Short task | Would you extract the whole listing below and retype it exactly?
## Begin Supplied records
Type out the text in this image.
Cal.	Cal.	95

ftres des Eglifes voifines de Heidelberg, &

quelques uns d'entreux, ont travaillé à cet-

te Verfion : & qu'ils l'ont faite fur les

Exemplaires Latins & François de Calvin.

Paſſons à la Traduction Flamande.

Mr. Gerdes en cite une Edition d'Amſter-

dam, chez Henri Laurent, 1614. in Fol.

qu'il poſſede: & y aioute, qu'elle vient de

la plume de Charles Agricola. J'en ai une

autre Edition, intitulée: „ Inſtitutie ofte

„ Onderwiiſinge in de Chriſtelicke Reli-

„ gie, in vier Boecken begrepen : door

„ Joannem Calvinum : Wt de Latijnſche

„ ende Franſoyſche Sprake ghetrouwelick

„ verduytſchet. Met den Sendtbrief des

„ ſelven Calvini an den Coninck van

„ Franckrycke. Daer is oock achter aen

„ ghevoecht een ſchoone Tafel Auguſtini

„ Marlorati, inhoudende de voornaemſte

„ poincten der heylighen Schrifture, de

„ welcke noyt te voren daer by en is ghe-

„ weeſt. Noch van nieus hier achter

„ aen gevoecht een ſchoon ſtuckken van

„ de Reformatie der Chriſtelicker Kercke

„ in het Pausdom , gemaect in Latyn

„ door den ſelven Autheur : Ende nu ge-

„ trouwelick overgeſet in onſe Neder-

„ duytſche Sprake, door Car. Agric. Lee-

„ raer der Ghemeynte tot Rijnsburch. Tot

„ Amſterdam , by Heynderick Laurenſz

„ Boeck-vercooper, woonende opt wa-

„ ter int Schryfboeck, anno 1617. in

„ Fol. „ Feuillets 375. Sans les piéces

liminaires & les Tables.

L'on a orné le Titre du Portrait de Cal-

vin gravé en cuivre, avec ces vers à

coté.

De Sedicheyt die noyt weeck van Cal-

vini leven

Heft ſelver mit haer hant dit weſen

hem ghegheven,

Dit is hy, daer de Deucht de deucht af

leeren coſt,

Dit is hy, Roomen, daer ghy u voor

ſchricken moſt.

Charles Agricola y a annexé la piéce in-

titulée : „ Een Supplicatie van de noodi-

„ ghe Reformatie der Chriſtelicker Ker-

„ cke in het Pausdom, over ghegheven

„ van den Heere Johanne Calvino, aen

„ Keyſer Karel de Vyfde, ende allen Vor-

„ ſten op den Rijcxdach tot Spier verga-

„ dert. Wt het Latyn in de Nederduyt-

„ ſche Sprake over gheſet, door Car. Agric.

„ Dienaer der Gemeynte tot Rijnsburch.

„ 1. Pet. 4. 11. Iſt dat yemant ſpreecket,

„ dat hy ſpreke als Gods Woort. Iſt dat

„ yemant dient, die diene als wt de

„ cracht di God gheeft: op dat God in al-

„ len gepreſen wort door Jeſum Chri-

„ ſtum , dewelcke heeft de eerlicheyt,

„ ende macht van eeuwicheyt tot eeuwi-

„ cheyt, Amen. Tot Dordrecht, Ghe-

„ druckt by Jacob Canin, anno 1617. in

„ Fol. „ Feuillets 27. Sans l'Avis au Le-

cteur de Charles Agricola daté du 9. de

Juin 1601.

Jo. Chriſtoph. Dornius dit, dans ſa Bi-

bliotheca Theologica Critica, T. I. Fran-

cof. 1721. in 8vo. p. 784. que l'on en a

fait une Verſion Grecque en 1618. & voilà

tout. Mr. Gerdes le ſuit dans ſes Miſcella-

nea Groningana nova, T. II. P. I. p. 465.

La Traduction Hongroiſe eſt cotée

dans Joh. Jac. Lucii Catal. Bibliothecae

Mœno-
## End Supplied records
Task output |
Type out the text in this image.
Cal.	Cal.	95

ftres des Eglifes voifines de Heidelberg, &

quelques uns d'entreux, ont travaillé à cet-

te Verfion : & qu'ils l'ont faite fur les

Exemplaires Latins & François de Calvin.

Paſſons à la Traduction Flamande.

Mr. Gerdes en cite une Edition d'Amſter-

dam, chez Henri Laurent, 1614. in Fol.

qu'il poſſede: & y aioute, qu'elle vient de

la plume de Charles Agricola. J'en ai une

autre Edition, intitulée: „ Inſtitutie ofte

„ Onderwiiſinge in de Chriſtelicke Reli-

„ gie, in vier Boecken begrepen : door

„ Joannem Calvinum : Wt de Latijnſche

„ ende Franſoyſche Sprake ghetrouwelick

„ verduytſchet. Met den Sendtbrief des

„ ſelven Calvini an den Coninck van

„ Franckrycke. Daer is oock achter aen

„ ghevoecht een ſchoone Tafel Auguſtini

„ Marlorati, inhoudende de voornaemſte

„ poincten der heylighen Schrifture, de

„ welcke noyt te voren daer by en is ghe-

„ weeſt. Noch van nieus hier achter

„ aen gevoecht een ſchoon ſtuckken van

„ de Reformatie der Chriſtelicker Kercke

„ in het Pausdom , gemaect in Latyn

„ door den ſelven Autheur : Ende nu ge-

„ trouwelick overgeſet in onſe Neder-

„ duytſche Sprake, door Car. Agric. Lee-

„ raer der Ghemeynte tot Rijnsburch. Tot

„ Amſterdam , by Heynderick Laurenſz

„ Boeck-vercooper, woonende opt wa-

„ ter int Schryfboeck, anno 1617. in

„ Fol. „ Feuillets 375. Sans les piéces

liminaires & les Tables.

L'on a orné le Titre du Portrait de Cal-

vin gravé en cuivre, avec ces vers à

coté.

De Sedicheyt die noyt weeck van Cal-

vini leven

Heft ſelver mit haer hant dit weſen

hem ghegheven,

Dit is hy, daer de Deucht de deucht af

leeren coſt,

Dit is hy, Roomen, daer ghy u voor

ſchricken moſt.

Charles Agricola y a annexé la piéce in-

titulée : „ Een Supplicatie van de noodi-

„ ghe Reformatie der Chriſtelicker Ker-

„ cke in het Pausdom, over ghegheven

„ van den Heere Johanne Calvino, aen

„ Keyſer Karel de Vyfde, ende allen Vor-

„ ſten op den Rijcxdach tot Spier verga-

„ dert. Wt het Latyn in de Nederduyt-

„ ſche Sprake over gheſet, door Car. Agric.

„ Dienaer der Gemeynte tot Rijnsburch.

„ 1. Pet. 4. 11. Iſt dat yemant ſpreecket,

„ dat hy ſpreke als Gods Woort. Iſt dat

„ yemant dient, die diene als wt de

„ cracht di God gheeft: op dat God in al-

„ len gepreſen wort door Jeſum Chri-

„ ſtum , dewelcke heeft de eerlicheyt,

„ ende macht van eeuwicheyt tot eeuwi-

„ cheyt, Amen. Tot Dordrecht, Ghe-

„ druckt by Jacob Canin, anno 1617. in

„ Fol. „ Feuillets 27. Sans l'Avis au Le-

cteur de Charles Agricola daté du 9. de

Juin 1601.

Jo. Chriſtoph. Dornius dit, dans ſa Bi-

bliotheca Theologica Critica, T. I. Fran-

cof. 1721. in 8vo. p. 784. que l'on en a

fait une Verſion Grecque en 1618. & voilà

tout. Mr. Gerdes le ſuit dans ſes Miſcella-

nea Groningana nova, T. II. P. I. p. 465.

La Traduction Hongroiſe eſt cotée

dans Joh. Jac. Lucii Catal. Bibliothecae

Mœno-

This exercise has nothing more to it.